• **YOUR INSTRUCTIONS**: Reproduce, character for character, the lines of the material starting at the line that contains "tilix-toolbar: ☰ 1/1" and ending at the line that contains "4, 1177, 18]".

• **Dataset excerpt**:
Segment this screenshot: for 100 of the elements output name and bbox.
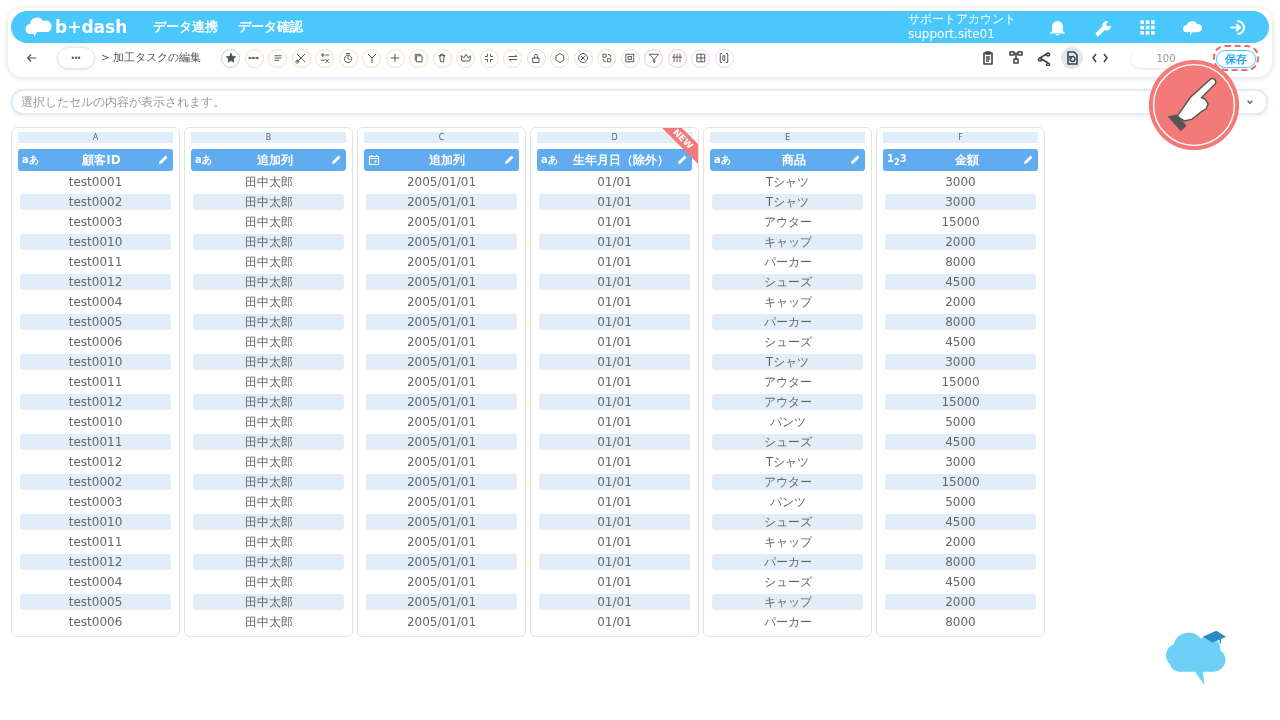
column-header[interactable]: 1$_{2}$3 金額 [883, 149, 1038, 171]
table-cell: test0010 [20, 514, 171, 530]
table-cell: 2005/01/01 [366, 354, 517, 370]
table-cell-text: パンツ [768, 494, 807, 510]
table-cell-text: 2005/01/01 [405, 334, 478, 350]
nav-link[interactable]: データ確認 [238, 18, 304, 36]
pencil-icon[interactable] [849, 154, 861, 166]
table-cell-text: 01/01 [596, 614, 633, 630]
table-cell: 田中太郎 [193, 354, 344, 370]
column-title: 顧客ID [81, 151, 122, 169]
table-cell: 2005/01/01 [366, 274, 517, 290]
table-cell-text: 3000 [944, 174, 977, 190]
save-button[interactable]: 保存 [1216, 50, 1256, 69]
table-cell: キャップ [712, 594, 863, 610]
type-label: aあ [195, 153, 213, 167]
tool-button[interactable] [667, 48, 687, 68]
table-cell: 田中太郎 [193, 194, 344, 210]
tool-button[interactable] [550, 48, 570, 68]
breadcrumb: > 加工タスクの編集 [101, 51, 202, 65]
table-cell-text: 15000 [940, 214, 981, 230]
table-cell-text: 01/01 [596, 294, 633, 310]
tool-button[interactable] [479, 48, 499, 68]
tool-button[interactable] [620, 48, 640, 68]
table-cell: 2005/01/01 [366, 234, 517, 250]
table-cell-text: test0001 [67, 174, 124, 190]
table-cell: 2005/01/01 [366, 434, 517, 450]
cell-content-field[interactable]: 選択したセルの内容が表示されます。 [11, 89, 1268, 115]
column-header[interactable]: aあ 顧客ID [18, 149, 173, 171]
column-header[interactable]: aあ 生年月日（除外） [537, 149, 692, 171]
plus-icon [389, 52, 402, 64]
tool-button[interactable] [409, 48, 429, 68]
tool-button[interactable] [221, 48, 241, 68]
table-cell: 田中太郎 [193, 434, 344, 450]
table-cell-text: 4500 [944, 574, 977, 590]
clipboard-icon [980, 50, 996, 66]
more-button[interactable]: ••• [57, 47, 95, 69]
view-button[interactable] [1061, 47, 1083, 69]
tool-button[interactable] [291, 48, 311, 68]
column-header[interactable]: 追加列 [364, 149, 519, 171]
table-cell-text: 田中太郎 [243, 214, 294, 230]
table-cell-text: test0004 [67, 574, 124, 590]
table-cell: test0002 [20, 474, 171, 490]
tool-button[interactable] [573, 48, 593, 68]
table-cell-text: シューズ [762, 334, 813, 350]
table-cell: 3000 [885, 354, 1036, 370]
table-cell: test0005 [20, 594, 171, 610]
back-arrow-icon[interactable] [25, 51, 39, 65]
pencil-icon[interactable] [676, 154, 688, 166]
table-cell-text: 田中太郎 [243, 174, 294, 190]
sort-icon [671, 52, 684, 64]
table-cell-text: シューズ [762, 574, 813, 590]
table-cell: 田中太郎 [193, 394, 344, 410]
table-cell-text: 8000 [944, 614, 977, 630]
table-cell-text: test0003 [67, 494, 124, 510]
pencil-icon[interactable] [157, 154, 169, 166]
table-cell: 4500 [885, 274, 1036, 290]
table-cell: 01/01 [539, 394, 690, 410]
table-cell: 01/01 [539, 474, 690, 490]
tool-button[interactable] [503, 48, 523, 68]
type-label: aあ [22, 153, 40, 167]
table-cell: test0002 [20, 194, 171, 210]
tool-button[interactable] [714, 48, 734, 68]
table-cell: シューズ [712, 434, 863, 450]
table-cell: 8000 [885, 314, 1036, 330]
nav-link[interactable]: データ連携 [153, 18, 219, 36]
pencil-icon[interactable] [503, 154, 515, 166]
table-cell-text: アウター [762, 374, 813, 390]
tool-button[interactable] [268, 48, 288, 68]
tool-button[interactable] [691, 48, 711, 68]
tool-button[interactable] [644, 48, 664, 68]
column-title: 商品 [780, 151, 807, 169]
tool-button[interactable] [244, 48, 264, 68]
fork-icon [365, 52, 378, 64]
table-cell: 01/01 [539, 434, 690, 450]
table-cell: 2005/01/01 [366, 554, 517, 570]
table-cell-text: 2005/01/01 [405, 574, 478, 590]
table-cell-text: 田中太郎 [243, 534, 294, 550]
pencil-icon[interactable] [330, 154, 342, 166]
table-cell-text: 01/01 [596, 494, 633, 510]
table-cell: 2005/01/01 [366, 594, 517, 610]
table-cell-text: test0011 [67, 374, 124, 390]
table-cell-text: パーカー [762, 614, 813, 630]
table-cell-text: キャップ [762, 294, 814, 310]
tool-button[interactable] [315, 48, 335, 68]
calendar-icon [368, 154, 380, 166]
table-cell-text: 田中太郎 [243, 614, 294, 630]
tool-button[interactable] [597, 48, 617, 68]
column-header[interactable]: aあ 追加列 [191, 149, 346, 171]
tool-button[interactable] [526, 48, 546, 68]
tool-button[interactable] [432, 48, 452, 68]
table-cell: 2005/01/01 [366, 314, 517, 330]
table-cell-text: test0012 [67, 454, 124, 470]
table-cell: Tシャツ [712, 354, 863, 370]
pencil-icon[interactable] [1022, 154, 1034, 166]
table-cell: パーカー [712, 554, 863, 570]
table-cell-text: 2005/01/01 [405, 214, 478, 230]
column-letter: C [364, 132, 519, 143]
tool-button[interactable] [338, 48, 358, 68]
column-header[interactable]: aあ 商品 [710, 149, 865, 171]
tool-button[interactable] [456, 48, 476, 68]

==

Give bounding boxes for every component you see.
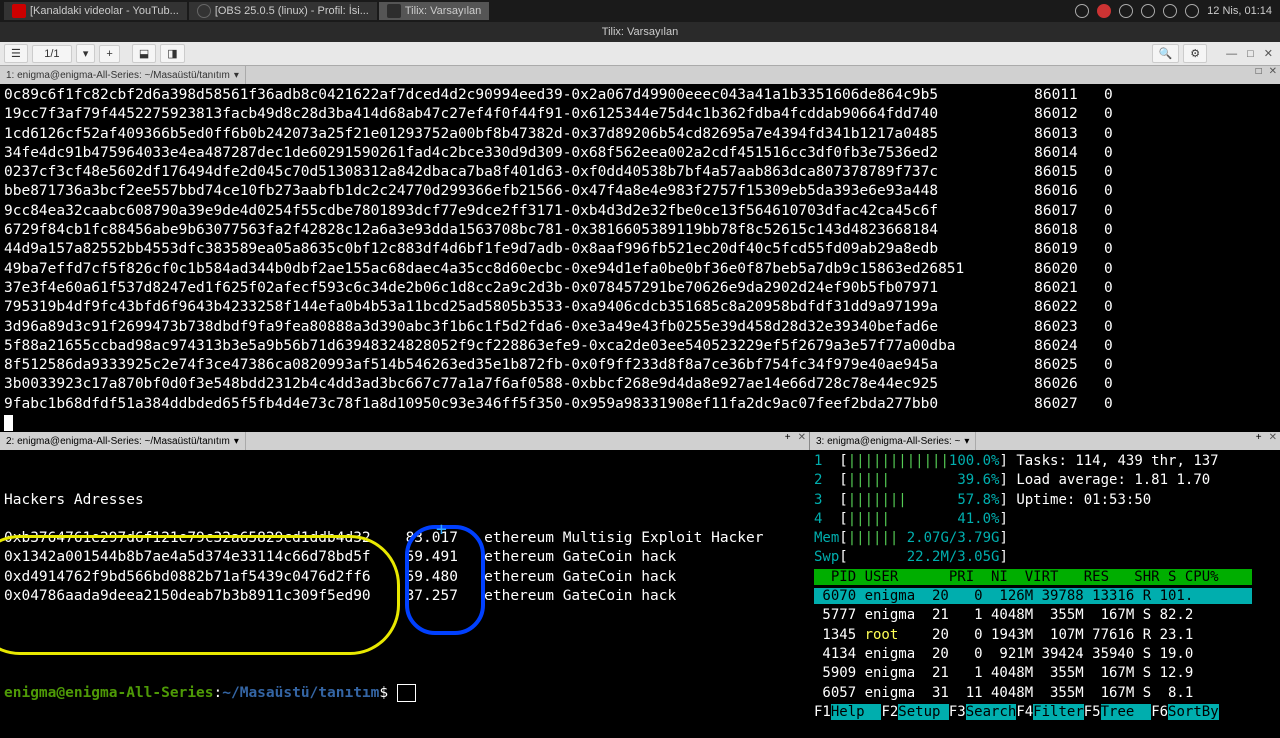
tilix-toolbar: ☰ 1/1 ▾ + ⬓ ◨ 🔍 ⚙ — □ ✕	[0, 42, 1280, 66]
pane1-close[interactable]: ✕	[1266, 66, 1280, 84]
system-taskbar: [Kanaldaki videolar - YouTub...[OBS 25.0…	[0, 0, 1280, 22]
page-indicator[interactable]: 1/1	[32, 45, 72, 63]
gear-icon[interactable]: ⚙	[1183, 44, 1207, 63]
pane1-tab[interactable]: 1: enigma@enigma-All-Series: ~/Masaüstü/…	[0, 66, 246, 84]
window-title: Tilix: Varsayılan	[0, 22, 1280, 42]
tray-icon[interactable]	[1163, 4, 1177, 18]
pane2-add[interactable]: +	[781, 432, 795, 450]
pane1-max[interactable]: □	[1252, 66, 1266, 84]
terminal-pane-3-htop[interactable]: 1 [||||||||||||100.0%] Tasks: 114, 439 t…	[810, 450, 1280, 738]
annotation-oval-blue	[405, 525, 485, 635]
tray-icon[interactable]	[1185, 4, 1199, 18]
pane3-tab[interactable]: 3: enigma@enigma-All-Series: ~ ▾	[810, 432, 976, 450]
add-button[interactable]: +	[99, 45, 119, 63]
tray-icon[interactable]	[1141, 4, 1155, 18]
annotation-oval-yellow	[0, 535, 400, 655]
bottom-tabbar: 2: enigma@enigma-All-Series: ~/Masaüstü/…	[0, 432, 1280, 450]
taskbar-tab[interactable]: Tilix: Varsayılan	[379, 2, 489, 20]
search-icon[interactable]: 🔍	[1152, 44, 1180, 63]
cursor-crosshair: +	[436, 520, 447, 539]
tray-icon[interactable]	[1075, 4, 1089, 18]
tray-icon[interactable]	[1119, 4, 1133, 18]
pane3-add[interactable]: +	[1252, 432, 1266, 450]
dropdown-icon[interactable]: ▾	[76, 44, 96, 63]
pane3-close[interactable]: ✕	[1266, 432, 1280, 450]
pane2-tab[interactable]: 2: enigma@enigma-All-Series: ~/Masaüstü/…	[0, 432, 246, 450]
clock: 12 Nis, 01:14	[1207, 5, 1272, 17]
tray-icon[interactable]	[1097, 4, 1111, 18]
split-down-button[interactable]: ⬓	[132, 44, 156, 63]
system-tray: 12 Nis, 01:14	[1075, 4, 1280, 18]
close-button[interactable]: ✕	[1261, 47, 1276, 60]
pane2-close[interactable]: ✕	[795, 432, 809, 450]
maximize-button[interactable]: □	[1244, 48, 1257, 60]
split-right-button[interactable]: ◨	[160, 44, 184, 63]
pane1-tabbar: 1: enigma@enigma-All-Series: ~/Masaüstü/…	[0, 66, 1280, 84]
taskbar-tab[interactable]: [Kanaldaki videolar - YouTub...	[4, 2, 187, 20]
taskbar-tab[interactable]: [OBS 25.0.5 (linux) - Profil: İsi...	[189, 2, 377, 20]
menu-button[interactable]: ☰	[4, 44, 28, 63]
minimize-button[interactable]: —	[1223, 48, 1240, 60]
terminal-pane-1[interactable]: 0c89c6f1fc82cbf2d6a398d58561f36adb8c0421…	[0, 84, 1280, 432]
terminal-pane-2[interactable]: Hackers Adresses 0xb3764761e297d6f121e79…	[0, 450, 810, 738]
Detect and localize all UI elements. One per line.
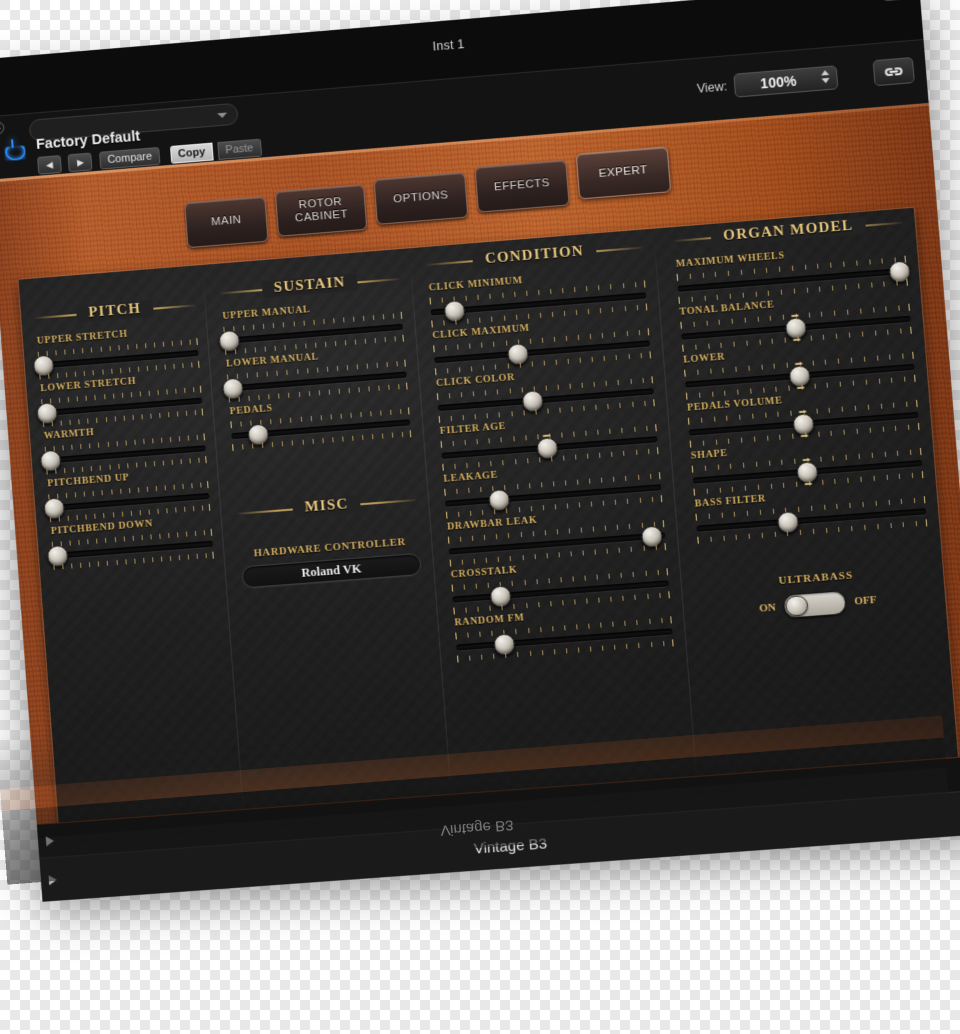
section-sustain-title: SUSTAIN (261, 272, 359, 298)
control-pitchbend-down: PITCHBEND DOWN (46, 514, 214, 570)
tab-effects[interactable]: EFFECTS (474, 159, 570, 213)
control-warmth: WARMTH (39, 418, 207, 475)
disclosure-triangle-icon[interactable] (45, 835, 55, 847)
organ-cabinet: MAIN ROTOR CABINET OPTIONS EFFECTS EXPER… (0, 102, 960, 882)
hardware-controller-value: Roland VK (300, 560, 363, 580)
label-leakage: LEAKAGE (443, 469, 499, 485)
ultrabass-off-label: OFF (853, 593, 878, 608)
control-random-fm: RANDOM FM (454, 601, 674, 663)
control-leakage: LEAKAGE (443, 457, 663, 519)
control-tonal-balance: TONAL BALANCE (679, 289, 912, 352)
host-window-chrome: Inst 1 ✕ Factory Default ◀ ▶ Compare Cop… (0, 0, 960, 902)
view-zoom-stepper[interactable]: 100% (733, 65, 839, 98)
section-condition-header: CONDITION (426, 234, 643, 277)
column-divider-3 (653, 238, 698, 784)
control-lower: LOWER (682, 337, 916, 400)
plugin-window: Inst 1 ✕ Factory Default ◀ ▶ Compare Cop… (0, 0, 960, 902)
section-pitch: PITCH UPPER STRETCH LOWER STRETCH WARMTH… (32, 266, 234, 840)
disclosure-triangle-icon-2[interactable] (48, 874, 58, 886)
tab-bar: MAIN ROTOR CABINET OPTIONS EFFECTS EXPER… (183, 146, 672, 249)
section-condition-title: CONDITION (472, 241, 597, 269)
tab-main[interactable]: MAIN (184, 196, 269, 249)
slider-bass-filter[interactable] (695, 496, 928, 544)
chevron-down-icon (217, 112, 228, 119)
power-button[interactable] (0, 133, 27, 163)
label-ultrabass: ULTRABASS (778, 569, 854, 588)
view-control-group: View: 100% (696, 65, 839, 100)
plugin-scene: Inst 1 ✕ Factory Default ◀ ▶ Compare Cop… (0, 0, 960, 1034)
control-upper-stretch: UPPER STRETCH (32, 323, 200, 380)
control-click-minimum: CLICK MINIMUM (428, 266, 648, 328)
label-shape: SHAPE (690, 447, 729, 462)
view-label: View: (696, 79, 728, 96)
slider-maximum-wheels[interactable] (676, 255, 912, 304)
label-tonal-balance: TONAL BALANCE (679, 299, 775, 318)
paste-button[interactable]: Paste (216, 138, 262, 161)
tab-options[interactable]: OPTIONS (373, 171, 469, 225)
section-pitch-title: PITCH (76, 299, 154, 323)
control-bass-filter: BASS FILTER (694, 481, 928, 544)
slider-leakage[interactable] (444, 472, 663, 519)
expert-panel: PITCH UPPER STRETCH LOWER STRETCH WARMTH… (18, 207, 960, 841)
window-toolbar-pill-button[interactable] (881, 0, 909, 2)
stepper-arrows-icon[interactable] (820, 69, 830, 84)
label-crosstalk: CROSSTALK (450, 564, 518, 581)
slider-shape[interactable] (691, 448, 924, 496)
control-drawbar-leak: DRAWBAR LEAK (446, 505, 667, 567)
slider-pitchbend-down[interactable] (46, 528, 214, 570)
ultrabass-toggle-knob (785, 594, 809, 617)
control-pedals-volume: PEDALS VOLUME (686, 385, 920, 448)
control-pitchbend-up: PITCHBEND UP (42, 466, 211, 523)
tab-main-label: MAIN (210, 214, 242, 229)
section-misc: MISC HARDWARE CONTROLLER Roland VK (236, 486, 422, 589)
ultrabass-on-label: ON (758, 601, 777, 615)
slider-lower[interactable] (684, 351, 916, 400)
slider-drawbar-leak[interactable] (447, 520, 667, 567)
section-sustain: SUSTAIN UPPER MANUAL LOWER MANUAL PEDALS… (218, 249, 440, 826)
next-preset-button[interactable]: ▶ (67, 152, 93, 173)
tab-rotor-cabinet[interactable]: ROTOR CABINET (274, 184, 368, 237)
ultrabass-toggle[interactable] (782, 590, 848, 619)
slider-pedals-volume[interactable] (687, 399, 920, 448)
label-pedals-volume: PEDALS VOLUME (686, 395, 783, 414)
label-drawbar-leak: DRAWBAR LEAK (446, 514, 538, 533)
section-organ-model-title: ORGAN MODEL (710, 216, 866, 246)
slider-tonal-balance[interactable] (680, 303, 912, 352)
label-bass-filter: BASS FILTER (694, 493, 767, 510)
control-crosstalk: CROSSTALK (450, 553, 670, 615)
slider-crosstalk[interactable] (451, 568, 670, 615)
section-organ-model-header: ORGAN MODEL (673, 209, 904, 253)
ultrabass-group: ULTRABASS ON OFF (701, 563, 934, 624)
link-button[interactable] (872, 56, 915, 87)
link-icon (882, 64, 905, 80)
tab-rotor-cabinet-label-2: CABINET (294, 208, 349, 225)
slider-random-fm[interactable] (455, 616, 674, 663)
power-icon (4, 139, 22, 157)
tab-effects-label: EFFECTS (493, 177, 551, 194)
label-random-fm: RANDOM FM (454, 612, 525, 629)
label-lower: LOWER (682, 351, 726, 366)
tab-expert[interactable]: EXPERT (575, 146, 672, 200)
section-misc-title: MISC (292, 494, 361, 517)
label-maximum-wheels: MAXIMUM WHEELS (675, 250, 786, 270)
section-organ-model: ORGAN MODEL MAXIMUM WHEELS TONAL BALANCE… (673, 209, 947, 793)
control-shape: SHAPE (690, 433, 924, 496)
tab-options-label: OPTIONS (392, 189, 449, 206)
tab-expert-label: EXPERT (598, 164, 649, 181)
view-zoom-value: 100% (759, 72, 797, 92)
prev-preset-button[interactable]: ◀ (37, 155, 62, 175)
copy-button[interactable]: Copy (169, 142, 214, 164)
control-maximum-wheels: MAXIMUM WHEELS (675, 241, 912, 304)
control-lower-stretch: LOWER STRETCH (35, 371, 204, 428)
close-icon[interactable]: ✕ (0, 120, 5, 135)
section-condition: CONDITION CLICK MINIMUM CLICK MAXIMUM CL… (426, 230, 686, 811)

• **REPLY TO THE TASK**:
tilix-toolbar: ☰ 1/1 ▾ + ⬓ ◨ 🔍 ⚙ — □ ✕	[0, 42, 1280, 66]
pane1-close[interactable]: ✕	[1266, 66, 1280, 84]
system-taskbar: [Kanaldaki videolar - YouTub...[OBS 25.0…	[0, 0, 1280, 22]
page-indicator[interactable]: 1/1	[32, 45, 72, 63]
gear-icon[interactable]: ⚙	[1183, 44, 1207, 63]
pane1-tab[interactable]: 1: enigma@enigma-All-Series: ~/Masaüstü/…	[0, 66, 246, 84]
window-title: Tilix: Varsayılan	[0, 22, 1280, 42]
tray-icon[interactable]	[1163, 4, 1177, 18]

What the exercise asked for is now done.